[INFORMATION SUPPLIED]:

^^^^^^^^^^^^^^^^

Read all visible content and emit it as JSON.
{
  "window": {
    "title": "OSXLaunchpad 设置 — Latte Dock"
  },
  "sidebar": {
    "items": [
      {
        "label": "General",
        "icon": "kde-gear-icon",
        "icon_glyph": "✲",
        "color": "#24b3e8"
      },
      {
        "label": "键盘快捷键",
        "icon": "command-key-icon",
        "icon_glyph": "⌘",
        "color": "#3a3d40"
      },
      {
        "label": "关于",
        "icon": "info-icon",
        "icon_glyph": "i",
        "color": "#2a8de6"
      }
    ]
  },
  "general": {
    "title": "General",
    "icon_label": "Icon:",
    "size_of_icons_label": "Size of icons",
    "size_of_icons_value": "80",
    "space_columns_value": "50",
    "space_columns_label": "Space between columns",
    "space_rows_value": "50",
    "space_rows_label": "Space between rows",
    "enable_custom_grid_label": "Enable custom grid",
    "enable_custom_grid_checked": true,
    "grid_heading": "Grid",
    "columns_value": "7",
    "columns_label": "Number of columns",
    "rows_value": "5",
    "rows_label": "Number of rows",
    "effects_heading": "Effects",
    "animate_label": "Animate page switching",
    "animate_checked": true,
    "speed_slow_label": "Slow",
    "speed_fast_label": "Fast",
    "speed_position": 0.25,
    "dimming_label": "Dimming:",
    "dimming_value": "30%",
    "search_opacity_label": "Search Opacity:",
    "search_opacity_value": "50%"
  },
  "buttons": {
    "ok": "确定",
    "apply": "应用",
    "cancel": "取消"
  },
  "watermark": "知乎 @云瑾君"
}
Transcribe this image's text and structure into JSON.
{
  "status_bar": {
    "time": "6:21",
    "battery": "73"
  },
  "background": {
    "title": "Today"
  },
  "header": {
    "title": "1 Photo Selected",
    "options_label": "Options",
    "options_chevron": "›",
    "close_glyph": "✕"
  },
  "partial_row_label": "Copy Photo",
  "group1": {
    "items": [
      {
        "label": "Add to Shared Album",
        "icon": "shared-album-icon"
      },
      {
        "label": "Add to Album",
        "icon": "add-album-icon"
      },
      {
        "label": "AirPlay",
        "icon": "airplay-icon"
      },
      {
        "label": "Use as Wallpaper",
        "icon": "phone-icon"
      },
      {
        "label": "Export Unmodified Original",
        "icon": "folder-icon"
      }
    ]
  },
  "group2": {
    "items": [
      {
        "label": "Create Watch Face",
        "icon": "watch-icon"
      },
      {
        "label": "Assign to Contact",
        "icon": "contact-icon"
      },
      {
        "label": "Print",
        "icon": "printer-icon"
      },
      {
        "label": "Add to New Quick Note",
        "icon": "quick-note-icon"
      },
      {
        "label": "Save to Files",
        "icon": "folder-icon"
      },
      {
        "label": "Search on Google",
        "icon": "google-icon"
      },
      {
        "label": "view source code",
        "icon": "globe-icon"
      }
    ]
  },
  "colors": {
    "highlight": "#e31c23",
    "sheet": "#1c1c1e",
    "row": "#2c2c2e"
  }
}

^^^^^^^^^^^^^^^^

[TASK PROMPT]: Filter the records for lines holding the string "true". Copy each one.

[IN RESPONSE]:
    "enable_custom_grid_checked": true,
    "animate_checked": true,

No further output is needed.